> **To do**
Print out the entries below with no edits.

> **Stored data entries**
start
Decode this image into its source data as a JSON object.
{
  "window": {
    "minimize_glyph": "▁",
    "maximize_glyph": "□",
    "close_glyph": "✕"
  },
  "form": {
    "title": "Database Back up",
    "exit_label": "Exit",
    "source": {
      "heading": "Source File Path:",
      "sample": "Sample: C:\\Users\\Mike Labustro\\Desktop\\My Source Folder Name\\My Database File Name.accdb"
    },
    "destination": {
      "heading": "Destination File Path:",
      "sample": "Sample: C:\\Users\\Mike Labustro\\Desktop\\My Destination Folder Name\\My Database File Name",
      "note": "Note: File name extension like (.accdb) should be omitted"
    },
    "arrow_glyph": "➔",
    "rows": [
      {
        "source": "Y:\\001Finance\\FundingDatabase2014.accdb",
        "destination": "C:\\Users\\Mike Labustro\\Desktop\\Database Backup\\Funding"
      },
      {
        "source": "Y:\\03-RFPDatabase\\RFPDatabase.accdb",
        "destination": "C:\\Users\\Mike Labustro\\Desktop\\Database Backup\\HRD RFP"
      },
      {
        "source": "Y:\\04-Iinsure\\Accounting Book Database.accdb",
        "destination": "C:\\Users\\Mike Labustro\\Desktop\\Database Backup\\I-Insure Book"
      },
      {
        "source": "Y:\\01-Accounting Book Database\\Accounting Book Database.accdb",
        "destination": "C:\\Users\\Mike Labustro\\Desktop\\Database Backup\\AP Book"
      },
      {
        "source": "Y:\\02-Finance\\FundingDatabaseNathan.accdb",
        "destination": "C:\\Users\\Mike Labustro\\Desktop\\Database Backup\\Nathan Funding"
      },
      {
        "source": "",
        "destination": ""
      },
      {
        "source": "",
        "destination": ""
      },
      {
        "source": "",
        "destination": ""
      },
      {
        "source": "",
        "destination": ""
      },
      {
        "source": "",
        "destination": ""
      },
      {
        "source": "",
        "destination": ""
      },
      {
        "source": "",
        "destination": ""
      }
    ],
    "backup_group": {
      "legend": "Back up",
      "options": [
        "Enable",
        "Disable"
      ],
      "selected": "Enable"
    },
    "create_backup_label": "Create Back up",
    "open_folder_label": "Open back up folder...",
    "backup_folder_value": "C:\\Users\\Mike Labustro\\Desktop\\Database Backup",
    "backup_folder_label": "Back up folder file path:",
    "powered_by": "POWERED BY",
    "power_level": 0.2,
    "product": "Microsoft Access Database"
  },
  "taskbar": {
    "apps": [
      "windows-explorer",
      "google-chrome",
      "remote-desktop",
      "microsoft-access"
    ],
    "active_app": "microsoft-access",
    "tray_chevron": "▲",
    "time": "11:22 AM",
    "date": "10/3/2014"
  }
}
end
> **Solution to this task**
Decode this image into its source data as a JSON object.
{
  "window": {
    "minimize_glyph": "▁",
    "maximize_glyph": "□",
    "close_glyph": "✕"
  },
  "form": {
    "title": "Database Back up",
    "exit_label": "Exit",
    "source": {
      "heading": "Source File Path:",
      "sample": "Sample: C:\\Users\\Mike Labustro\\Desktop\\My Source Folder Name\\My Database File Name.accdb"
    },
    "destination": {
      "heading": "Destination File Path:",
      "sample": "Sample: C:\\Users\\Mike Labustro\\Desktop\\My Destination Folder Name\\My Database File Name",
      "note": "Note: File name extension like (.accdb) should be omitted"
    },
    "arrow_glyph": "➔",
    "rows": [
      {
        "source": "Y:\\001Finance\\FundingDatabase2014.accdb",
        "destination": "C:\\Users\\Mike Labustro\\Desktop\\Database Backup\\Funding"
      },
      {
        "source": "Y:\\03-RFPDatabase\\RFPDatabase.accdb",
        "destination": "C:\\Users\\Mike Labustro\\Desktop\\Database Backup\\HRD RFP"
      },
      {
        "source": "Y:\\04-Iinsure\\Accounting Book Database.accdb",
        "destination": "C:\\Users\\Mike Labustro\\Desktop\\Database Backup\\I-Insure Book"
      },
      {
        "source": "Y:\\01-Accounting Book Database\\Accounting Book Database.accdb",
        "destination": "C:\\Users\\Mike Labustro\\Desktop\\Database Backup\\AP Book"
      },
      {
        "source": "Y:\\02-Finance\\FundingDatabaseNathan.accdb",
        "destination": "C:\\Users\\Mike Labustro\\Desktop\\Database Backup\\Nathan Funding"
      },
      {
        "source": "",
        "destination": ""
      },
      {
        "source": "",
        "destination": ""
      },
      {
        "source": "",
        "destination": ""
      },
      {
        "source": "",
        "destination": ""
      },
      {
        "source": "",
        "destination": ""
      },
      {
        "source": "",
        "destination": ""
      },
      {
        "source": "",
        "destination": ""
      }
    ],
    "backup_group": {
      "legend": "Back up",
      "options": [
        "Enable",
        "Disable"
      ],
      "selected": "Enable"
    },
    "create_backup_label": "Create Back up",
    "open_folder_label": "Open back up folder...",
    "backup_folder_value": "C:\\Users\\Mike Labustro\\Desktop\\Database Backup",
    "backup_folder_label": "Back up folder file path:",
    "powered_by": "POWERED BY",
    "power_level": 0.2,
    "product": "Microsoft Access Database"
  },
  "taskbar": {
    "apps": [
      "windows-explorer",
      "google-chrome",
      "remote-desktop",
      "microsoft-access"
    ],
    "active_app": "microsoft-access",
    "tray_chevron": "▲",
    "time": "11:22 AM",
    "date": "10/3/2014"
  }
}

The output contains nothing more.